→ **Written exercise**: Copy out every line exactly, passing over the pictures.

→ **Task input**:
▼

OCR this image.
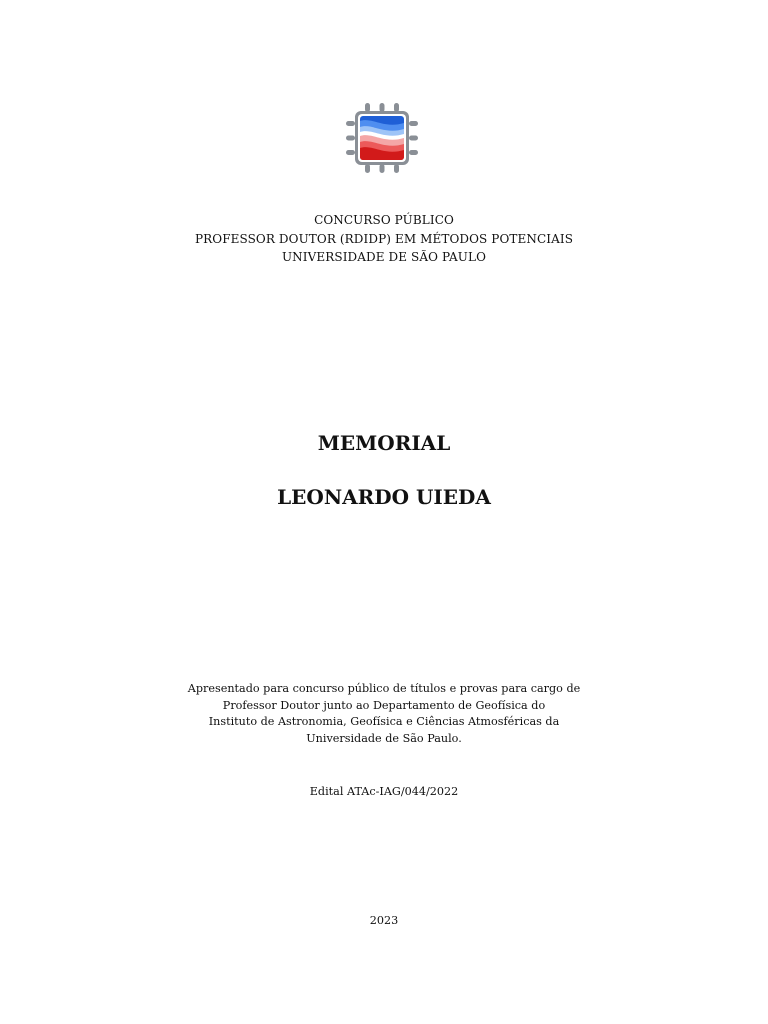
CONCURSO PÚBLICO
PROFESSOR DOUTOR (RDIDP) EM MÉTODOS POTENCIAIS
UNIVERSIDADE DE SÃO PAULO
MEMORIAL
LEONARDO UIEDA
Apresentado para concurso público de títulos e provas para cargo de
Professor Doutor junto ao Departamento de Geofísica do
Instituto de Astronomia, Geofísica e Ciências Atmosféricas da
Universidade de São Paulo.
Edital ATAc-IAG/044/2022
2023
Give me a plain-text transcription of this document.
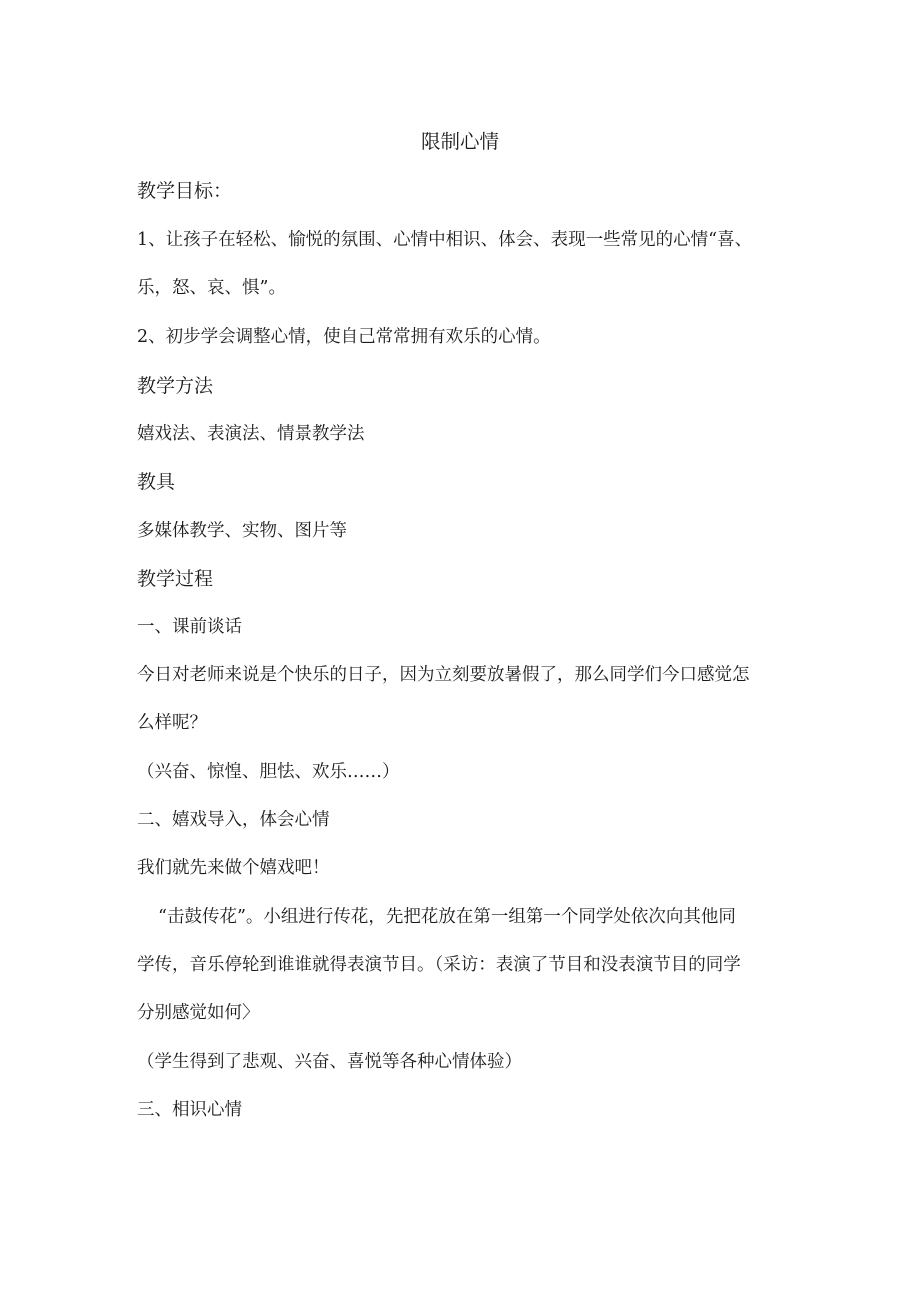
限制心情
教学目标：
1、让孩子在轻松、愉悦的氛围、心情中相识、体会、表现一些常见的心情“喜、
乐，怒、哀、惧”。
2、初步学会调整心情，使自己常常拥有欢乐的心情。
教学方法
嬉戏法、表演法、情景教学法
教具
多媒体教学、实物、图片等
教学过程
一、课前谈话
今日对老师来说是个快乐的日子，因为立刻要放暑假了，那么同学们今口感觉怎
么样呢？
（兴奋、惊惶、胆怯、欢乐……）
二、嬉戏导入，体会心情
我们就先来做个嬉戏吧！
“击鼓传花”。小组进行传花，先把花放在第一组第一个同学处依次向其他同
学传，音乐停轮到谁谁就得表演节目。（采访：表演了节目和没表演节目的同学
分别感觉如何〉
（学生得到了悲观、兴奋、喜悦等各种心情体验）
三、相识心情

▲

→ **Exercise output**:
OCR this image.
CONCURSO PÚBLICO
PROFESSOR DOUTOR (RDIDP) EM MÉTODOS POTENCIAIS
UNIVERSIDADE DE SÃO PAULO
MEMORIAL
LEONARDO UIEDA
Apresentado para concurso público de títulos e provas para cargo de
Professor Doutor junto ao Departamento de Geofísica do
Instituto de Astronomia, Geofísica e Ciências Atmosféricas da
Universidade de São Paulo.
Edital ATAc-IAG/044/2022
2023
Give me a plain-text transcription of this document.
限制心情
教学目标：
1、让孩子在轻松、愉悦的氛围、心情中相识、体会、表现一些常见的心情“喜、
乐，怒、哀、惧”。
2、初步学会调整心情，使自己常常拥有欢乐的心情。
教学方法
嬉戏法、表演法、情景教学法
教具
多媒体教学、实物、图片等
教学过程
一、课前谈话
今日对老师来说是个快乐的日子，因为立刻要放暑假了，那么同学们今口感觉怎
么样呢？
（兴奋、惊惶、胆怯、欢乐……）
二、嬉戏导入，体会心情
我们就先来做个嬉戏吧！
“击鼓传花”。小组进行传花，先把花放在第一组第一个同学处依次向其他同
学传，音乐停轮到谁谁就得表演节目。（采访：表演了节目和没表演节目的同学
分别感觉如何〉
（学生得到了悲观、兴奋、喜悦等各种心情体验）
三、相识心情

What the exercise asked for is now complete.